(Data entries)
========
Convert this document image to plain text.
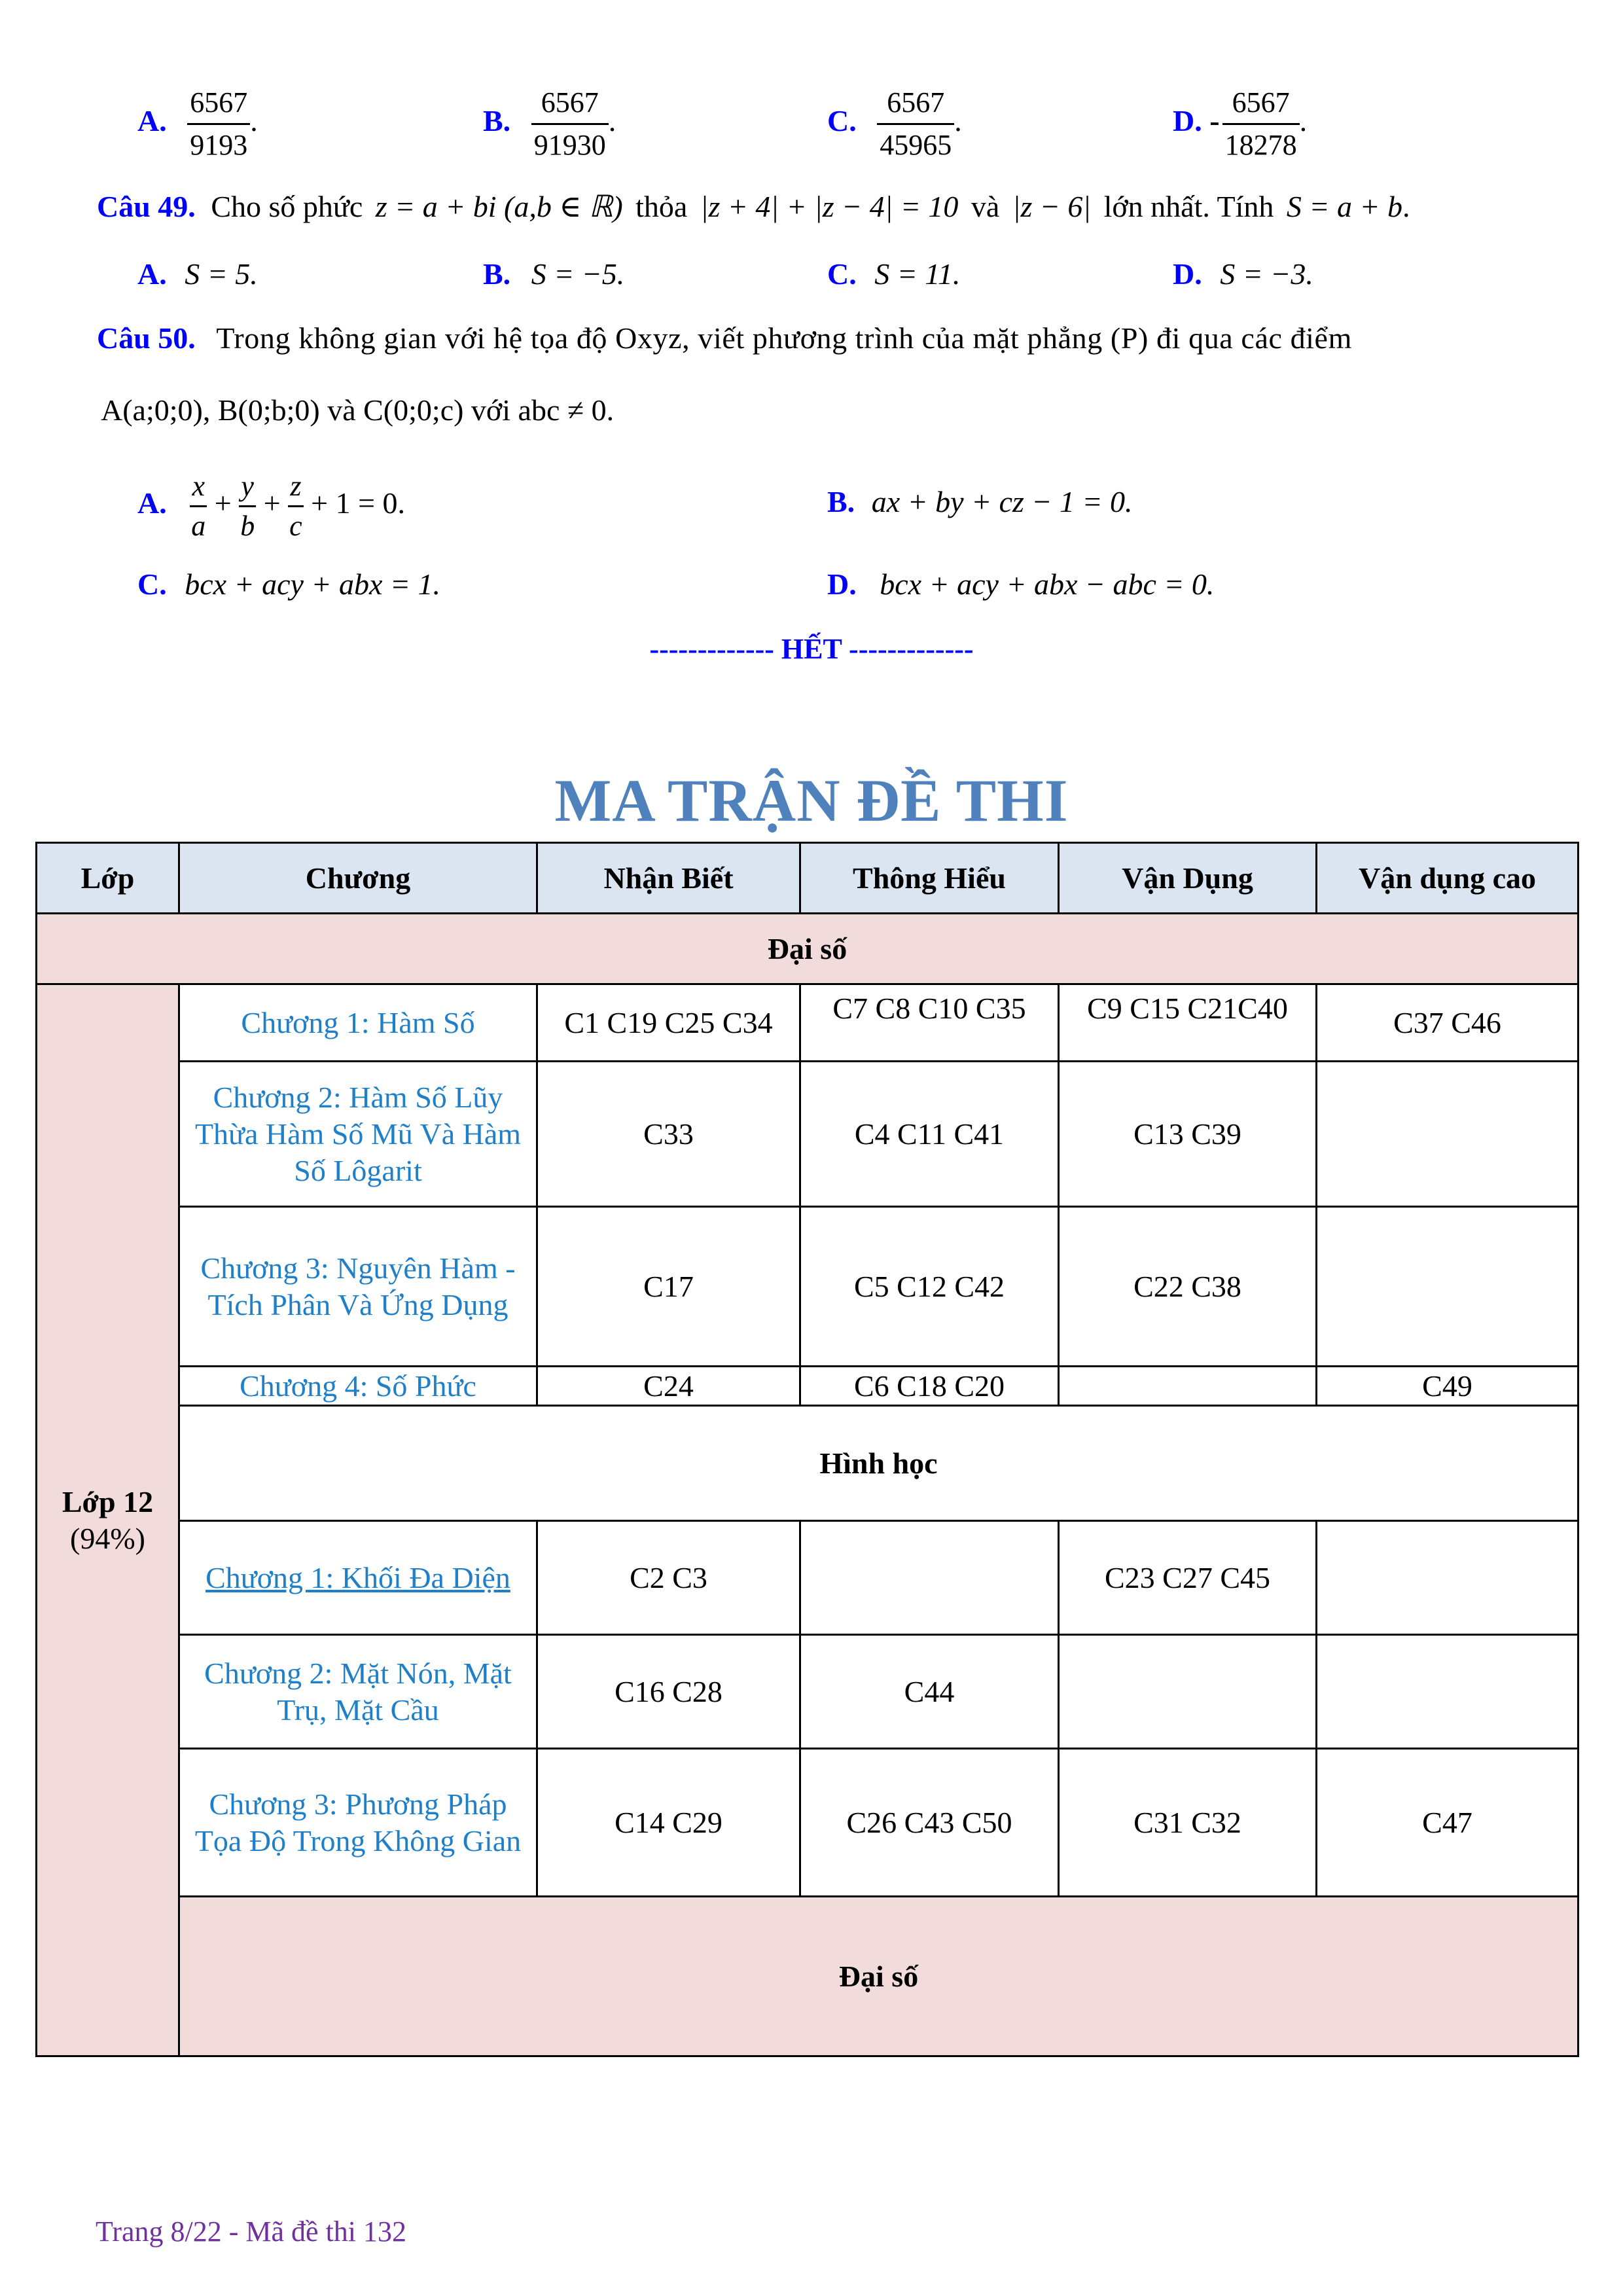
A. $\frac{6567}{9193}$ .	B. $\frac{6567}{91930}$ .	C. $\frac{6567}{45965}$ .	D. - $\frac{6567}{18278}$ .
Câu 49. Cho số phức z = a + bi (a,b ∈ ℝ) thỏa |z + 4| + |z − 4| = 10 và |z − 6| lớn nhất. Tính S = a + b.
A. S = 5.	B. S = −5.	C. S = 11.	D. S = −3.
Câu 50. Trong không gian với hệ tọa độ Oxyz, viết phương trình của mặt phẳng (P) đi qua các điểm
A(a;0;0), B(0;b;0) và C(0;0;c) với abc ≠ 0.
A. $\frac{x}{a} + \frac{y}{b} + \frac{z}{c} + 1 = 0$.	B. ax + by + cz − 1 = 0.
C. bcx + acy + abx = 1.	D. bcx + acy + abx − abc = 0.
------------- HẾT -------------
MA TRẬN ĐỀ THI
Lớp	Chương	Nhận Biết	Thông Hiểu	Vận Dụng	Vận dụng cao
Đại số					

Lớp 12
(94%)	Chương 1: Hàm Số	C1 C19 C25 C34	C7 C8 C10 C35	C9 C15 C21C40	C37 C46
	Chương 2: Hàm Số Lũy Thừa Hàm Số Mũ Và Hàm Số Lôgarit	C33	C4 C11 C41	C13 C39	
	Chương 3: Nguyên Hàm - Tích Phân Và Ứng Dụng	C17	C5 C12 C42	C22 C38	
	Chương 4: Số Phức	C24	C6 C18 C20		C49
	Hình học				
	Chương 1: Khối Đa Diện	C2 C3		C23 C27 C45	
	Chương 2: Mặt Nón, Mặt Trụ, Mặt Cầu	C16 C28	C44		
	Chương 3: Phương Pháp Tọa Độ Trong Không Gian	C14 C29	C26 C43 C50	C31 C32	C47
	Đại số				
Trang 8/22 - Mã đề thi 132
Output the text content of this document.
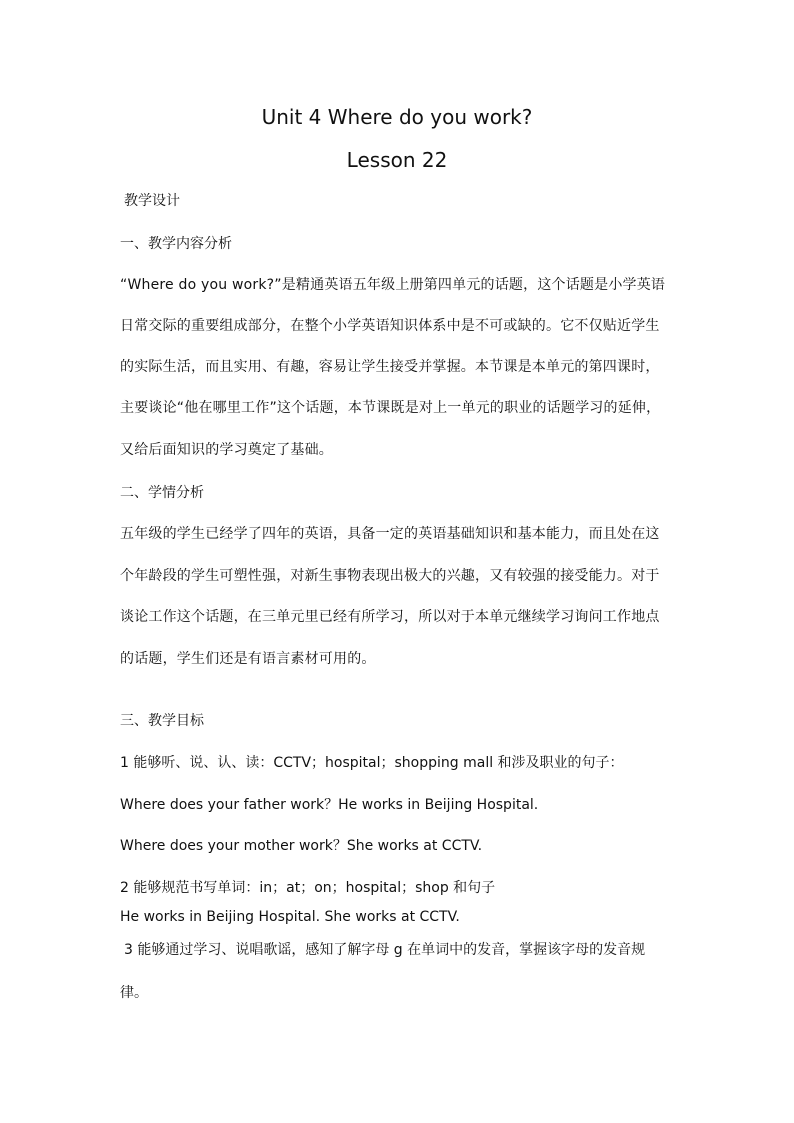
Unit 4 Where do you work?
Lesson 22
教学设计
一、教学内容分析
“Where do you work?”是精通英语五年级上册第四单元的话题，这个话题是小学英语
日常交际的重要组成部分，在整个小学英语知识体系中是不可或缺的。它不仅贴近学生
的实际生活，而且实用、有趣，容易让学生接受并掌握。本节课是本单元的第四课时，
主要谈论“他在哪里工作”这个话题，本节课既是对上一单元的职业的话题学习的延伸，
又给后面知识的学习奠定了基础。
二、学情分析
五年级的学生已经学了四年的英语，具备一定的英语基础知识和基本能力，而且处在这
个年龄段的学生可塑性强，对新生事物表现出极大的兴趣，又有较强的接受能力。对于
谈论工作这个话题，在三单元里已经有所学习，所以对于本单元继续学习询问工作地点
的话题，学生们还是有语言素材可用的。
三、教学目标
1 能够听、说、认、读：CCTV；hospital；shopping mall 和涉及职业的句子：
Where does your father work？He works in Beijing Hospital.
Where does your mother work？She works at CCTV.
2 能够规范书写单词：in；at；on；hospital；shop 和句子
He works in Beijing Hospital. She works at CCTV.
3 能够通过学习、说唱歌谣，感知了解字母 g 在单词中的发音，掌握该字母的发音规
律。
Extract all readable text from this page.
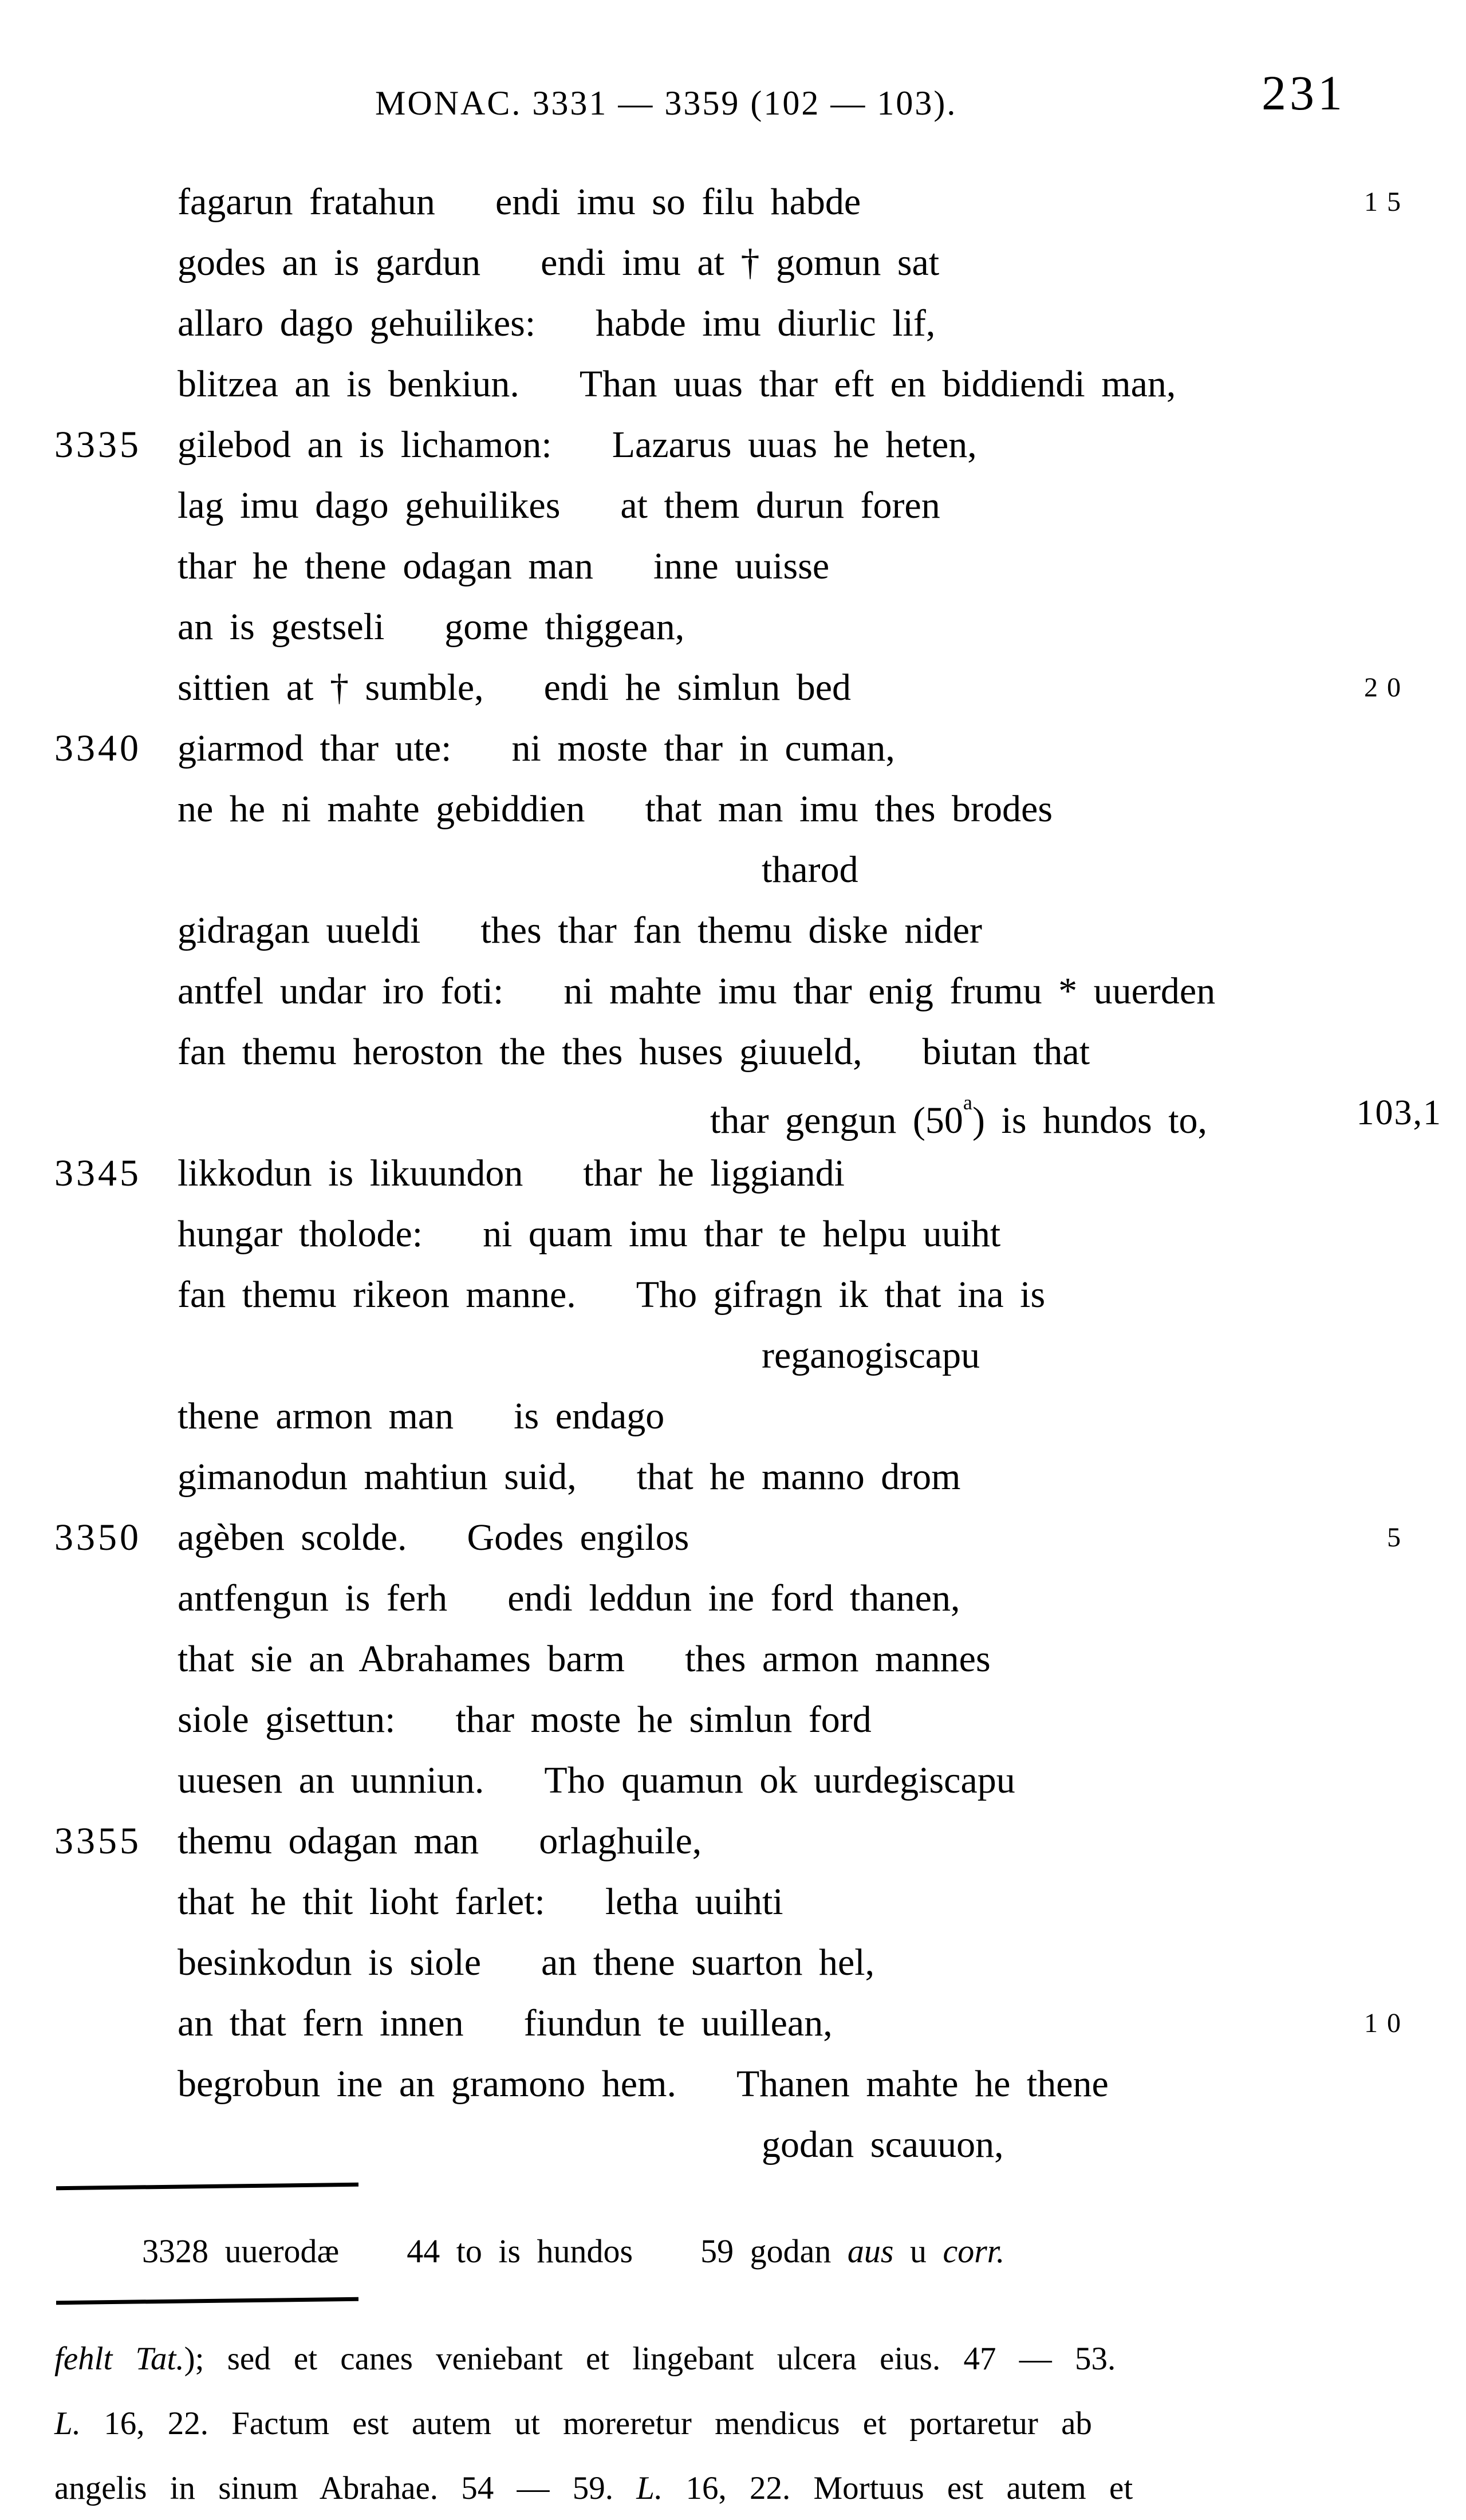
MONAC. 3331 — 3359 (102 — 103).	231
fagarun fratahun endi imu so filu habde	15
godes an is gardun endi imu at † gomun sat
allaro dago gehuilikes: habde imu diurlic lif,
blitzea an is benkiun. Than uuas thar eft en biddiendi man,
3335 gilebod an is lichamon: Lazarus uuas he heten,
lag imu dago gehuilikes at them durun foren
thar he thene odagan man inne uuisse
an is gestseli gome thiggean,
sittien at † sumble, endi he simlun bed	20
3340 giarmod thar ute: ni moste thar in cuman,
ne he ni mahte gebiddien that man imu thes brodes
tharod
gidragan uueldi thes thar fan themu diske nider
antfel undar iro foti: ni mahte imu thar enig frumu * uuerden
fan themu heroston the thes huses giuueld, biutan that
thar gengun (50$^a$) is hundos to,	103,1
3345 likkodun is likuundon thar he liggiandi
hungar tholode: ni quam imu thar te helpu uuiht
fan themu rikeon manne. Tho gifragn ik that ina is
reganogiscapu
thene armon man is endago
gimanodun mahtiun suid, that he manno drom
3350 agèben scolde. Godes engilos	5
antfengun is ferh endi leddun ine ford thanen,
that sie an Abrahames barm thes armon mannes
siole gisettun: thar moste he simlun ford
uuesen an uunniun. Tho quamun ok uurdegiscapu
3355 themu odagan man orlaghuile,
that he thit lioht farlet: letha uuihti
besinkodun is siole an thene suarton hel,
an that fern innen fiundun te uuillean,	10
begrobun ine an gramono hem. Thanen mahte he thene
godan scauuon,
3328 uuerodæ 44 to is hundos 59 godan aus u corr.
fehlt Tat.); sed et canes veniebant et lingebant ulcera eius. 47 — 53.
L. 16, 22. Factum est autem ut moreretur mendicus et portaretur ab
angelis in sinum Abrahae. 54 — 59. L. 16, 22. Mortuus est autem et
========
Task requirements:
Reply with one number only: how many lines of the listing hold "works"?

The answer:
3